* [Objective]:
Report how many lines hold the word "Baugruppenkom"; answer with the number alone.
┌──
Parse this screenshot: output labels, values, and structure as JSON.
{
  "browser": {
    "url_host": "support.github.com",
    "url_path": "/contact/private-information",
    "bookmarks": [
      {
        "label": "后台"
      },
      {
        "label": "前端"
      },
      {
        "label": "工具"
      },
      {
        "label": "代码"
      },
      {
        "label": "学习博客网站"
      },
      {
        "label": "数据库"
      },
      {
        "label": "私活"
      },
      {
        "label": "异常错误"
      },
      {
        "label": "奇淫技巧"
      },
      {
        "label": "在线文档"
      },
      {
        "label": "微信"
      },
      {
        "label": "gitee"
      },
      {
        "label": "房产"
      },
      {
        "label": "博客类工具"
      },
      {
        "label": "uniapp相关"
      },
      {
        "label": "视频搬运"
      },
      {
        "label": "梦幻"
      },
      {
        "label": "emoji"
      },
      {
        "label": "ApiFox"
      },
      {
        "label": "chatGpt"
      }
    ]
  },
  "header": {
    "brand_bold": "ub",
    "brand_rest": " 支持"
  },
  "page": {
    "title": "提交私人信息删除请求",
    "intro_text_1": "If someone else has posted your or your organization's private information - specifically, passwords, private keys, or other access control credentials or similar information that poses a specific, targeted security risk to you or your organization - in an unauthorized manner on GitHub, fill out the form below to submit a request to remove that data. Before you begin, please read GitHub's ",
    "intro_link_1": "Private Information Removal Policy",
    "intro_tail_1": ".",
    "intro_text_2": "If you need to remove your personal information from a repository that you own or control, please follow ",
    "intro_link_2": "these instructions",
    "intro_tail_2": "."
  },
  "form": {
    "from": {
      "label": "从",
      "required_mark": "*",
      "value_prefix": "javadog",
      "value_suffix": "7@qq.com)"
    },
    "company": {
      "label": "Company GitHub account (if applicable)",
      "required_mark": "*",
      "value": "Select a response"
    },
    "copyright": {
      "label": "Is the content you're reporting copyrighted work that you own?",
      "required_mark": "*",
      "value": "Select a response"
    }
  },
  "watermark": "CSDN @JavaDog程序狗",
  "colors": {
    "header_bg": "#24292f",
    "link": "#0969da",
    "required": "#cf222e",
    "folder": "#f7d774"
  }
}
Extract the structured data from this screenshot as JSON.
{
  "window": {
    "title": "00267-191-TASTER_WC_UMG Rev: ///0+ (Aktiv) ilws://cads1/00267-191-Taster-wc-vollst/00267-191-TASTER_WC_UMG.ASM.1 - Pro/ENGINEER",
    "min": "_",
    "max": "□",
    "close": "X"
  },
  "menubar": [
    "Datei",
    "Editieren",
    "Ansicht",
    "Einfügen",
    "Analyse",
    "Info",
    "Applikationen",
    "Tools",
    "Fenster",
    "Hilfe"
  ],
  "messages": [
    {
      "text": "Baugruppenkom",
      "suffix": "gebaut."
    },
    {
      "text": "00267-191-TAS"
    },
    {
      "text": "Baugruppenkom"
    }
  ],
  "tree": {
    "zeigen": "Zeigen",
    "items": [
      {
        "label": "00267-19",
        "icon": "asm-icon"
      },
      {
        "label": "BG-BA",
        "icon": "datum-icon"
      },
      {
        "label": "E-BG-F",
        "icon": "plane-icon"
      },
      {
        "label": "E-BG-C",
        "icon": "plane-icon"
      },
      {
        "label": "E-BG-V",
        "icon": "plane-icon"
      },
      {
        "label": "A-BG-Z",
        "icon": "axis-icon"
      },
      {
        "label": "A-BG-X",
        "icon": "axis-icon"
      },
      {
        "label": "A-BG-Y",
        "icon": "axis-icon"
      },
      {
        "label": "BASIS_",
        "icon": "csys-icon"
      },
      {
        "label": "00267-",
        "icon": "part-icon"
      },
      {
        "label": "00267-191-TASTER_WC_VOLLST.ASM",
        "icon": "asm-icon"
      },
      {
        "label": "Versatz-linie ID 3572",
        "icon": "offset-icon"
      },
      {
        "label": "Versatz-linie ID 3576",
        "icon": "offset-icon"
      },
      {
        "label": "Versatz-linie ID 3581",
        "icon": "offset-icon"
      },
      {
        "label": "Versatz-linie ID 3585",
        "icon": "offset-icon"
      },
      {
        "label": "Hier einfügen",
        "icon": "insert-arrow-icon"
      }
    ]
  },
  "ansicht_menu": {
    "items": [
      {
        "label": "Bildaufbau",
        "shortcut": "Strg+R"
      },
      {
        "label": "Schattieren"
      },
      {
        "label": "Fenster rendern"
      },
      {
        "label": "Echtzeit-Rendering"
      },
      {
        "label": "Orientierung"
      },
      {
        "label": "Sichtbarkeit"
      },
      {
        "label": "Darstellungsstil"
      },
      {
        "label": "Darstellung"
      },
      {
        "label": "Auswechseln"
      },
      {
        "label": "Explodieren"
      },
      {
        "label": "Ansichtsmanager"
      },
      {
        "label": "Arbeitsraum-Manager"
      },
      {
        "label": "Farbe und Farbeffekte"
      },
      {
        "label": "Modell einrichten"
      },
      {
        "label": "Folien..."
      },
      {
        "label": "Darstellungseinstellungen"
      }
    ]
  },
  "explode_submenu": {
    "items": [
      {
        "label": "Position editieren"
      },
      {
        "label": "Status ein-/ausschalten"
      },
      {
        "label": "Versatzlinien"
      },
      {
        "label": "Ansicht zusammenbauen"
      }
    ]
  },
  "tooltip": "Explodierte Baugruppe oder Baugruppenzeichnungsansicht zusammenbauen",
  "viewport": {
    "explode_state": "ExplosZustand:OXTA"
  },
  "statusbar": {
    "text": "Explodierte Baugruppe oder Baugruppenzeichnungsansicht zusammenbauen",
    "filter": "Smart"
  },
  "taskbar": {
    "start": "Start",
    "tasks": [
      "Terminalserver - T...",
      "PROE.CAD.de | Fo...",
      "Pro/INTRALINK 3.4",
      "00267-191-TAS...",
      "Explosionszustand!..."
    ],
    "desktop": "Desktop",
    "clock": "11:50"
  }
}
└──
* [Result]:
2